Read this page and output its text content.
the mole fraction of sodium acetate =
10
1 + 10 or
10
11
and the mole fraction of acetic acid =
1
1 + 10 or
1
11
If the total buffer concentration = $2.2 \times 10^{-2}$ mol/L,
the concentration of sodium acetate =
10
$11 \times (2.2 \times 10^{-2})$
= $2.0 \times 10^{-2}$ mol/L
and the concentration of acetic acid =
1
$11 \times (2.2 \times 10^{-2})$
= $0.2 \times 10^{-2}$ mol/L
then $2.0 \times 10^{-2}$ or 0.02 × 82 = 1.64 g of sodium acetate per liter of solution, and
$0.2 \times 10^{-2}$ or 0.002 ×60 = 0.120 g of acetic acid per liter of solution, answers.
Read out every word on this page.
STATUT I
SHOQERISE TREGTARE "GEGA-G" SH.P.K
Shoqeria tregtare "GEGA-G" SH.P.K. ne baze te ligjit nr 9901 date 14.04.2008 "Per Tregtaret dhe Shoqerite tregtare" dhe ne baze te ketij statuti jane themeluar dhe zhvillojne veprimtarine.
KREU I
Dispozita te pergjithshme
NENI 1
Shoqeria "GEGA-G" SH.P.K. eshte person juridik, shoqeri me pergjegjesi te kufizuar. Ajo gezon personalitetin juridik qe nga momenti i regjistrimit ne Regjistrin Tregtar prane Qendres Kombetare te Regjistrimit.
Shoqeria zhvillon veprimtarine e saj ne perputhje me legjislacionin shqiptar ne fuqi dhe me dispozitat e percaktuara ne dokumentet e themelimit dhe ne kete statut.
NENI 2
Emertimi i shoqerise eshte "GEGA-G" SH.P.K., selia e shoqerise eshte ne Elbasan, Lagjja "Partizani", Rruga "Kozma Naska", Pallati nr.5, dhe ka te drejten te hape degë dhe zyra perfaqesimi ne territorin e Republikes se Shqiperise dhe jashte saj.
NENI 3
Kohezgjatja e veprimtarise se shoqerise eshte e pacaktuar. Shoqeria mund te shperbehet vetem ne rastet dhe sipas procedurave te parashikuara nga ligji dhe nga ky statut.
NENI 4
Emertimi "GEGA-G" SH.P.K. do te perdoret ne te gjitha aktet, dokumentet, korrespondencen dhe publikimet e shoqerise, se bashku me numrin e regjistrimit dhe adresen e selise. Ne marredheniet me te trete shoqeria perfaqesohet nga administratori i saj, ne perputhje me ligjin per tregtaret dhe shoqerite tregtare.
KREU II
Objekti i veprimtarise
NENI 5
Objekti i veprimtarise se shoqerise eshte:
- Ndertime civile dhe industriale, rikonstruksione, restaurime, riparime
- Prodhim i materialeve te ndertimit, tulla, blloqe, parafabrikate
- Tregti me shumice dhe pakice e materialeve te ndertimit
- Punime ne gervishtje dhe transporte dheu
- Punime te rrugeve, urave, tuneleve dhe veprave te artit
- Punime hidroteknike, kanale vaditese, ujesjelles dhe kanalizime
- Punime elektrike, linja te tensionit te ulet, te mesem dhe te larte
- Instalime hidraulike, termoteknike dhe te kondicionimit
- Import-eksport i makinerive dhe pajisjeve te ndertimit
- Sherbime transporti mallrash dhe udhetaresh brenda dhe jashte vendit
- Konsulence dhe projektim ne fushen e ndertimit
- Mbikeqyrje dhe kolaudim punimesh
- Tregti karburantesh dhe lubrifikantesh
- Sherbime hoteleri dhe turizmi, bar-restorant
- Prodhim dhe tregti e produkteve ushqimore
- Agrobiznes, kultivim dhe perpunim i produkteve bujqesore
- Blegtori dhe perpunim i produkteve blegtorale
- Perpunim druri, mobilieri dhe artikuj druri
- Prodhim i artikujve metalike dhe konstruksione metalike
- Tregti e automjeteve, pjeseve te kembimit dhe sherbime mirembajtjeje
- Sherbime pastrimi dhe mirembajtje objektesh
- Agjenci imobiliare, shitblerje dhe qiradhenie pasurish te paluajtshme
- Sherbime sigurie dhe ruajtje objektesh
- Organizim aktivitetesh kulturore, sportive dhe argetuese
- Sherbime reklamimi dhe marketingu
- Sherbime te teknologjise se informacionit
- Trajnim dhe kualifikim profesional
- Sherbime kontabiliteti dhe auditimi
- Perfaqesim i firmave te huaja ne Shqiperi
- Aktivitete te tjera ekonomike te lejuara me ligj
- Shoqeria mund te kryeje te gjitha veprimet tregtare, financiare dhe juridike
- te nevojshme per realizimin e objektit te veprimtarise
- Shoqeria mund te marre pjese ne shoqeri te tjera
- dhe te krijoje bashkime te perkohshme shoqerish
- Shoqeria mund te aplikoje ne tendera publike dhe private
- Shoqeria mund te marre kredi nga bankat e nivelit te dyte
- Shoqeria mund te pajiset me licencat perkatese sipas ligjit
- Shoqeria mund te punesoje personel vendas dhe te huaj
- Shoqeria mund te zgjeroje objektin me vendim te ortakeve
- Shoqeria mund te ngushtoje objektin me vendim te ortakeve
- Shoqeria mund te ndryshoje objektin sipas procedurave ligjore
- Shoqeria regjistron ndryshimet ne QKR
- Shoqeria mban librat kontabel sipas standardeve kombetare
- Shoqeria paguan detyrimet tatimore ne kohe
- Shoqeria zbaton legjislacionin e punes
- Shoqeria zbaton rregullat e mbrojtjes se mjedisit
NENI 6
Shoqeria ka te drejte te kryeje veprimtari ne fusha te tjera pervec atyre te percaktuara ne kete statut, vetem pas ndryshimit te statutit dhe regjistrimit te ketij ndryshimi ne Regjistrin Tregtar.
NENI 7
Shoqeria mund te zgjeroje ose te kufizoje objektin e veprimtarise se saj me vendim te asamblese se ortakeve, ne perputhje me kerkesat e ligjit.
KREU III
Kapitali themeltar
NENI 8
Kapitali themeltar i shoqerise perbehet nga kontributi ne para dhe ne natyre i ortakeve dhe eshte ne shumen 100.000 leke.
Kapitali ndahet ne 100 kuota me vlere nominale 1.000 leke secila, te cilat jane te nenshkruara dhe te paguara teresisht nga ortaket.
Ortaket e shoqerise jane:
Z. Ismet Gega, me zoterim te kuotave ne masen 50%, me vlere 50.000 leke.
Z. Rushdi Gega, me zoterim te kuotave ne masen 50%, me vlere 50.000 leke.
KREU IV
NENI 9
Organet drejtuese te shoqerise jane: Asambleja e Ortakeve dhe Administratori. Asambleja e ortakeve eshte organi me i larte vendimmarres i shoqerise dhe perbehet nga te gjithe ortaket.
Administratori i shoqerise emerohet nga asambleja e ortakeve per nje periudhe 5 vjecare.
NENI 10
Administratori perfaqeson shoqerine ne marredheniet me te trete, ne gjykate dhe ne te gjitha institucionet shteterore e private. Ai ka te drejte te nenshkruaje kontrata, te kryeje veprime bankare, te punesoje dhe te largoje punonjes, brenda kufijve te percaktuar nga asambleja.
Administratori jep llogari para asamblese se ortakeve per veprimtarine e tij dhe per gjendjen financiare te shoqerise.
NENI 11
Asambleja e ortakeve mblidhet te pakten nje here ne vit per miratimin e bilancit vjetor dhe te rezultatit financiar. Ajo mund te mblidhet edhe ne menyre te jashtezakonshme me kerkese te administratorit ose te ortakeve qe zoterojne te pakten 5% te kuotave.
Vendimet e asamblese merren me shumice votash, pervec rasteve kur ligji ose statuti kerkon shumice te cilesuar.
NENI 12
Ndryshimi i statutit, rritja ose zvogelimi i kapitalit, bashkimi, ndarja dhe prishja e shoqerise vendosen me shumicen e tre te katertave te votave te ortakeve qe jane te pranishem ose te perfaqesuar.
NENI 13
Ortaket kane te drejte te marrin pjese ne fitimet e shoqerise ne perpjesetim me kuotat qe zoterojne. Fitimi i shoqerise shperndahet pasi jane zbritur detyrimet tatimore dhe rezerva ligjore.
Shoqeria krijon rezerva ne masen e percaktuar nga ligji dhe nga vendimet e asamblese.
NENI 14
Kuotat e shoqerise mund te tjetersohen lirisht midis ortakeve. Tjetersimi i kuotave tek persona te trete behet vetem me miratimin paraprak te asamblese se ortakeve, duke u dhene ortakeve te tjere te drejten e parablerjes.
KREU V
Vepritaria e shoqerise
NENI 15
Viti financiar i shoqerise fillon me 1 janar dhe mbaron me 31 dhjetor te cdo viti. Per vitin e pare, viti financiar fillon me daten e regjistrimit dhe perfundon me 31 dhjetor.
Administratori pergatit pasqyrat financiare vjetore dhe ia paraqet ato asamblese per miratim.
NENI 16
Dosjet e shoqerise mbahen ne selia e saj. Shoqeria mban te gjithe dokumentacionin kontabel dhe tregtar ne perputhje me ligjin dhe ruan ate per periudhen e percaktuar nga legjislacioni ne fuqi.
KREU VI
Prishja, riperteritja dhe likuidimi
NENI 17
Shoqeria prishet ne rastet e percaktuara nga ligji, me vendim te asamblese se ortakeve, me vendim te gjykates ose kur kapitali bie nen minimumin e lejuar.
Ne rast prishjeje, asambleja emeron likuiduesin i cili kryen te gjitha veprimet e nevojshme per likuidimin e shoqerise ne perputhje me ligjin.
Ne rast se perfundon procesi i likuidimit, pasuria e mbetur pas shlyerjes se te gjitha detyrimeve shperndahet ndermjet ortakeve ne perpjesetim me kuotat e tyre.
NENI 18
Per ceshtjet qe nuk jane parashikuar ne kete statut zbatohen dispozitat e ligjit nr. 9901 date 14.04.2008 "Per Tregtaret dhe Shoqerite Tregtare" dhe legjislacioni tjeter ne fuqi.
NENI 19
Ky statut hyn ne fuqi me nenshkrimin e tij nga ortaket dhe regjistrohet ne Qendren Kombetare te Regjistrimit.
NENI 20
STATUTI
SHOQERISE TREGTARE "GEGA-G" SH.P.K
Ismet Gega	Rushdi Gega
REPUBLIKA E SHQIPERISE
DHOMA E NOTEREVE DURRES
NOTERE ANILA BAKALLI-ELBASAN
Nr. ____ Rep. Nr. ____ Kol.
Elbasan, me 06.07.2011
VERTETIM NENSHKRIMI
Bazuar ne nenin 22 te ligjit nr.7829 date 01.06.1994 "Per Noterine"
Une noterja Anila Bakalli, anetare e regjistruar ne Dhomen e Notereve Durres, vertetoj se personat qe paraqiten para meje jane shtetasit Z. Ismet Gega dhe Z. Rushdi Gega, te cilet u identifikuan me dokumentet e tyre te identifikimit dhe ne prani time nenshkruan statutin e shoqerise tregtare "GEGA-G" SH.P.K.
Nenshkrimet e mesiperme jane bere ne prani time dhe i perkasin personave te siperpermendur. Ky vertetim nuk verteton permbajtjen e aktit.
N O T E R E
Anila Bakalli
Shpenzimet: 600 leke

····················

◆ JOB
Pick out the lines containing the string "veprimet" and show them.

◆ FULL ANSWER
- Shoqeria mund te kryeje te gjitha veprimet tregtare, financiare dhe juridike
Ne rast prishjeje, asambleja emeron likuiduesin i cili kryen te gjitha veprimet e nevojshme per likuidimin e shoqerise ne perputhje me ligjin.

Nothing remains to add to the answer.